:: EXERCISE DETAILS ::
Reproduce everything from "Subsea boost pumps" down to "in New York." in the article on subsea completions, word for word.

:: TEXT SHOWN ::

Shape-memory polymer technology, electrohydraulic downhole flow control and monitoring, dissolvable tools, and large-bore subsea safety system among innovations making waves in subsea completions
By Karen Boman, Associate Editor
If marginal offshore fields are to become economic, the next wave of subsea completion solutions must continue to focus on lowering costs and boosting efficiencies.
As oil prices recover and operators are successful in their efforts to reduce offshore field development costs, the amount of subsea equipment orders is expected to rise in 2019. In fact, for the foreseeable future, spending on subsea equipment is expected to increase, according to an analysis of industry trends from Rystad Energy. Demand for subsea equipment will come from major field development projects, such as Shell’s Vito project in the US Gulf of Mexico and Equinor’s Johan Castberg field offshore Norway.
“Of course, then you have lots of small development, and also brownfield projects, where operators didn’t want to replace subsea infrastructure and drill incremental wells during the downturn,” Audun Martinsen, Partner and Head of Oilfield Services Research at Rystad, said. “Now that we are seeing oil prices at $70/bbl or $80/bbl, instead of $40/bbl or $50/bbl, it makes sense to drill another well and buy another piece of subsea equipment to complete the well.”
Subsea boost pumps and long-distance power and communication capabilities have enabled Chevron to execute longer tiebacks in the deepwater US Gulf, allowing the company to extend its reach and further leverage existing infrastructure, Jay Johnson, Executive Vice President Upstream Chevron, said during the company’s 2018 Security Analysts Meeting, held on 6 March in New York.
“We’re lowering our cost in deepwater through efficiency, technology and standardization,” Mr Johnson said. As a result of this strategy, Chevron has reduced its well completion time in the US Gulf by more than 40% since 2014.
For future developments, all-electric subsea infrastructure and self-managing wells are field development solutions that are being considered.

:: INFORMATION SHOWN ::
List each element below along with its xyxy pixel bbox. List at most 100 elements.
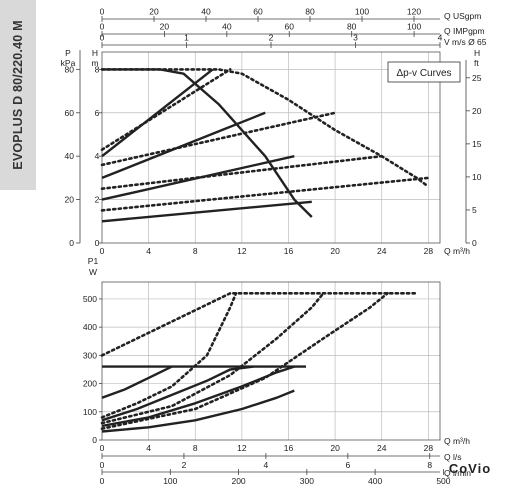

:: TASK RESPONSE ::
Subsea boost pumps and long-distance power and communication capabilities have enabled Chevron to execute longer tiebacks in the deepwater US Gulf, allowing the company to extend its reach and further leverage existing infrastructure, Jay Johnson, Executive Vice President Upstream Chevron, said during the company’s 2018 Security Analysts Meeting, held on 6 March in New York.